→ **Listed entries**:
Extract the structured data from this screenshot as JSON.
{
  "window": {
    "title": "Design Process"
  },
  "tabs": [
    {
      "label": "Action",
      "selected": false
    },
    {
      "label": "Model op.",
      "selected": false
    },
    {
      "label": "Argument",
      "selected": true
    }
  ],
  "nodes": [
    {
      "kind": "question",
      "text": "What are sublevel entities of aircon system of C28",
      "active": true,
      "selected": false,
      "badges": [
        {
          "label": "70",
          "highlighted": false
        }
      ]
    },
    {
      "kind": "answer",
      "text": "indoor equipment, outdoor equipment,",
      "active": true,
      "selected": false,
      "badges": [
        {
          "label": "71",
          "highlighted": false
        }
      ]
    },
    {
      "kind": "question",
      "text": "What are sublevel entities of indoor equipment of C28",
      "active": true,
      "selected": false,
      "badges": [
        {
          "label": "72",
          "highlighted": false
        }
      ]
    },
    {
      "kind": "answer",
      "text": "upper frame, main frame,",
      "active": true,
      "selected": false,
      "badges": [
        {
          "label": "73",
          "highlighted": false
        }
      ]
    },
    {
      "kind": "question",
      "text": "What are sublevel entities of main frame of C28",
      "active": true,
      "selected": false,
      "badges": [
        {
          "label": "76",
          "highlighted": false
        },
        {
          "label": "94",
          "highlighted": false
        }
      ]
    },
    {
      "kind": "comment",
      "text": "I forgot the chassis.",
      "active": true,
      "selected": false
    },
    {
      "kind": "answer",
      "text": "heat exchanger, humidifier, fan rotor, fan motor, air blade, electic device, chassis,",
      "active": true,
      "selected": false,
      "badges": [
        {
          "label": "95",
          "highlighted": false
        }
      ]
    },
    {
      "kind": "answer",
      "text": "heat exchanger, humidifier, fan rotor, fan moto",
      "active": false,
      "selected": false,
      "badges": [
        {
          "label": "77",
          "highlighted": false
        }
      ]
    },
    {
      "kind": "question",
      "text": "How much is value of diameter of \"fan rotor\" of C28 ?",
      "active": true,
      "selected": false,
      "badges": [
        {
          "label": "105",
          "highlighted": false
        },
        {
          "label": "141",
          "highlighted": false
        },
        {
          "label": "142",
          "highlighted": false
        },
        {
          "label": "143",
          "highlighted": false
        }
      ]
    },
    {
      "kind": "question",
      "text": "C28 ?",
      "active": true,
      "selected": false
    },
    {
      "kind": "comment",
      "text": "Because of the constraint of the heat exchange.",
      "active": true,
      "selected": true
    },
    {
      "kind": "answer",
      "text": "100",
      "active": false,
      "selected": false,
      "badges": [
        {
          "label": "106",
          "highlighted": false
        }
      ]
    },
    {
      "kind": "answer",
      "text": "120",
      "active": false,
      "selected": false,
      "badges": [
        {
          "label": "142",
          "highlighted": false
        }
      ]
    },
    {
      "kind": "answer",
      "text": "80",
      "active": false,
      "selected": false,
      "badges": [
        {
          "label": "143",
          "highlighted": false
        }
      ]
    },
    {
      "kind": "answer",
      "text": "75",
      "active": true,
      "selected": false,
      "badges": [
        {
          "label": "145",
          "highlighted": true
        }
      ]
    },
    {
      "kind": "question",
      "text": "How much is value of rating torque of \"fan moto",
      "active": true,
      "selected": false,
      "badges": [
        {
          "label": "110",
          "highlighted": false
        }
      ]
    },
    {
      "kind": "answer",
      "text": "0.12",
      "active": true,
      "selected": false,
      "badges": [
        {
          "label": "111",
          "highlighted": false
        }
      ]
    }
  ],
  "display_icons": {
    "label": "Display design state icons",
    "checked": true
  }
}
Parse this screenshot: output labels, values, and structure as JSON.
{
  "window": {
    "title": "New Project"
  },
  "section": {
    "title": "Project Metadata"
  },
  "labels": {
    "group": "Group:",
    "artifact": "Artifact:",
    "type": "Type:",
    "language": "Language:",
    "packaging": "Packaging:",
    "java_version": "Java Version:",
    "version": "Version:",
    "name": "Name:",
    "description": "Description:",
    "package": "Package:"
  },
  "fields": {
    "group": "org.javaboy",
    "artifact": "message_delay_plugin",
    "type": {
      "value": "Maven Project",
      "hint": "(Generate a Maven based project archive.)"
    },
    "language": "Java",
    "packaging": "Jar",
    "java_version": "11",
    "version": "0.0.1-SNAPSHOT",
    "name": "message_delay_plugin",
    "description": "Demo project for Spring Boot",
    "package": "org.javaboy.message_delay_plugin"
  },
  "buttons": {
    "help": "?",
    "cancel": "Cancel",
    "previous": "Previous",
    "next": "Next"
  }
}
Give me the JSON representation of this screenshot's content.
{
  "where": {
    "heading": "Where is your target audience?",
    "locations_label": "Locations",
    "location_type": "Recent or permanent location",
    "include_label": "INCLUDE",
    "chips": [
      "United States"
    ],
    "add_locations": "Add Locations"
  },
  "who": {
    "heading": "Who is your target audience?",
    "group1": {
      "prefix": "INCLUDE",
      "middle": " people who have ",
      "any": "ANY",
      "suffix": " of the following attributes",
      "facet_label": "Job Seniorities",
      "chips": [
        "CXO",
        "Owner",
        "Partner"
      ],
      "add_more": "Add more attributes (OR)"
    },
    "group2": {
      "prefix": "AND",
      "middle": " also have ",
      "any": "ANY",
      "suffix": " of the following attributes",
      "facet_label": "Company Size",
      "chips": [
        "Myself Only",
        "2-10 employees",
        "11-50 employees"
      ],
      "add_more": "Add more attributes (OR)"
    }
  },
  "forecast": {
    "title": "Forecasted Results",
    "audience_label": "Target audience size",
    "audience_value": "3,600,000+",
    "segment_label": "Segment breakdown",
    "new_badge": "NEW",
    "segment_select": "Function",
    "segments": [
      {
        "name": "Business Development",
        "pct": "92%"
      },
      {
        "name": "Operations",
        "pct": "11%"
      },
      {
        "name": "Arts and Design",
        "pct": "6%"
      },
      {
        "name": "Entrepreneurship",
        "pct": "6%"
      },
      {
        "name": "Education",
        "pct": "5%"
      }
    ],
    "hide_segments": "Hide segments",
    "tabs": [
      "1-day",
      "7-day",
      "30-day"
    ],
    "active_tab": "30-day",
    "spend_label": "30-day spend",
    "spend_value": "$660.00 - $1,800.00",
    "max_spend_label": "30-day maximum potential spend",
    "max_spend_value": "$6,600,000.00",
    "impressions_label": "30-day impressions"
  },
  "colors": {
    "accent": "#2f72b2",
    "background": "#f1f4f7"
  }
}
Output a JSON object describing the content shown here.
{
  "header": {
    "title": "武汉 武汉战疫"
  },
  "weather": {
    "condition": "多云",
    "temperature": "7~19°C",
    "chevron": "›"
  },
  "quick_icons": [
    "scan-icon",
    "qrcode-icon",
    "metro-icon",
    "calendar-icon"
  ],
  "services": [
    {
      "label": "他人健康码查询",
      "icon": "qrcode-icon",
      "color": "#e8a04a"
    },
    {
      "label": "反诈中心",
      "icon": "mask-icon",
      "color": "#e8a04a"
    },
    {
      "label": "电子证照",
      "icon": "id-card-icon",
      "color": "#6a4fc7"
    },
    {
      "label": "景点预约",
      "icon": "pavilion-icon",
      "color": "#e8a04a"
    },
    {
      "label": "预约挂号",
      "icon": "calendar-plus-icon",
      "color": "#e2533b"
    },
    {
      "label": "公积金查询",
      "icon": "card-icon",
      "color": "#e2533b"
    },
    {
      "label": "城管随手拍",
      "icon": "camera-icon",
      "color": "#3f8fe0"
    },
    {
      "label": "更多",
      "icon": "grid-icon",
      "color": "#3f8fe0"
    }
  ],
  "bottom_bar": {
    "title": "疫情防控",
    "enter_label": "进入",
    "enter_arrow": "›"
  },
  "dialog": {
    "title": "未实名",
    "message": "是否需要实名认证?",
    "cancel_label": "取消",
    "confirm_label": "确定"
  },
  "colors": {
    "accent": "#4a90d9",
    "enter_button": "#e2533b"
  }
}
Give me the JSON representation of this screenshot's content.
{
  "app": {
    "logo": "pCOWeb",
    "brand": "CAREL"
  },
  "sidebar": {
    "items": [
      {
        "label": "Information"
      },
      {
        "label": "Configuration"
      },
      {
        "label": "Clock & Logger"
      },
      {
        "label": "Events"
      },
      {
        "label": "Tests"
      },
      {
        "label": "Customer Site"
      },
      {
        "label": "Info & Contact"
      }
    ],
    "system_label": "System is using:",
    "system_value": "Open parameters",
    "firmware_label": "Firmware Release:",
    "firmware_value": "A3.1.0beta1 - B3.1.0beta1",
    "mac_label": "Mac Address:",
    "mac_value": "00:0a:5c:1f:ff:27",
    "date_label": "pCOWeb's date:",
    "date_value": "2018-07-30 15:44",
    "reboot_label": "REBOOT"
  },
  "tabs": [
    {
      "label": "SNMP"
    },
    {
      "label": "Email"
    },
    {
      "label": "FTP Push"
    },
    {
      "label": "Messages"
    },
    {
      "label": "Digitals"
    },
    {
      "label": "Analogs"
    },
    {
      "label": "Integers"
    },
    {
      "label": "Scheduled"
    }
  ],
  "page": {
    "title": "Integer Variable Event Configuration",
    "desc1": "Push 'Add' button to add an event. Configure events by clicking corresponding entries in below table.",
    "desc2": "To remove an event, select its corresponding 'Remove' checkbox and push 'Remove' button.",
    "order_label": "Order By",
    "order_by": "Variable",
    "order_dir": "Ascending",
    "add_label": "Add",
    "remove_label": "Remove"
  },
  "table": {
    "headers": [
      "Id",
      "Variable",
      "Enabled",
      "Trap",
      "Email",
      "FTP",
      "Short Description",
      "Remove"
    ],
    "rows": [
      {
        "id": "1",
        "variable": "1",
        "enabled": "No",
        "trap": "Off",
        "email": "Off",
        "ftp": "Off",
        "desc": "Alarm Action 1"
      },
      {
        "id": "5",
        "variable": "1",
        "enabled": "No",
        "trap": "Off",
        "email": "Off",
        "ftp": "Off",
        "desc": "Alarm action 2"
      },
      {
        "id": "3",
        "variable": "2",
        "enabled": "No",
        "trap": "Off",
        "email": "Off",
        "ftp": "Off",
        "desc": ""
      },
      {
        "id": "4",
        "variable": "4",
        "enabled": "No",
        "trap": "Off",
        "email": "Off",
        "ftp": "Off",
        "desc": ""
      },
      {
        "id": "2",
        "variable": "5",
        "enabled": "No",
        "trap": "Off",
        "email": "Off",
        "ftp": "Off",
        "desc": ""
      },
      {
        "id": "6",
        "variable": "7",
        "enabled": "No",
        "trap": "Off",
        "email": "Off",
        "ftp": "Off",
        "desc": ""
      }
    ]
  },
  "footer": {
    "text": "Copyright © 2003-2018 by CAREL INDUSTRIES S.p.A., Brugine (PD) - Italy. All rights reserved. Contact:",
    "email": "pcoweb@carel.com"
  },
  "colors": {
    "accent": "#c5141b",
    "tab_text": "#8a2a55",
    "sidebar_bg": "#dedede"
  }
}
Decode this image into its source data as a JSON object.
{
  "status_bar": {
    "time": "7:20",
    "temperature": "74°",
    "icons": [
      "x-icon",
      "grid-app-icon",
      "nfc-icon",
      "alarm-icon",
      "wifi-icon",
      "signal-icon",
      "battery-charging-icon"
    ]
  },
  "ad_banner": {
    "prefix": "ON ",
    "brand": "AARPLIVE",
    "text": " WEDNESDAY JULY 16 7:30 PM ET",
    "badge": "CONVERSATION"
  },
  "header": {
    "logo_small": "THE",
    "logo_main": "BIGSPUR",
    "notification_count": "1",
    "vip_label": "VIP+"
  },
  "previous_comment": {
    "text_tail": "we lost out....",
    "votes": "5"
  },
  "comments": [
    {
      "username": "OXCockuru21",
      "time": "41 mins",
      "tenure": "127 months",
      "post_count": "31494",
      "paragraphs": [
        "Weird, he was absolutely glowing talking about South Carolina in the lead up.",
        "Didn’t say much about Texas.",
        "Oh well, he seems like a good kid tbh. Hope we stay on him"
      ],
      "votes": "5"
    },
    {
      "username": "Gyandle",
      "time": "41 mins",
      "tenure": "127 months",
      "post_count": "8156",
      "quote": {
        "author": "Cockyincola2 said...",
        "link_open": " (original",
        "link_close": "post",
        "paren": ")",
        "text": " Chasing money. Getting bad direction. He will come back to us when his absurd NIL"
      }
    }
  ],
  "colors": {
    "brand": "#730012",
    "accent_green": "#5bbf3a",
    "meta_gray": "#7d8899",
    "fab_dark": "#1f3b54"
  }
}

→ **Prompt**: Search the preceding listing for "Contact" and extract every line where it is found.

→ **The reply**:
        "label": "Info & Contact"
    "text": "Copyright © 2003-2018 by CAREL INDUSTRIES S.p.A., Brugine (PD) - Italy. All rights reserved. Contact:",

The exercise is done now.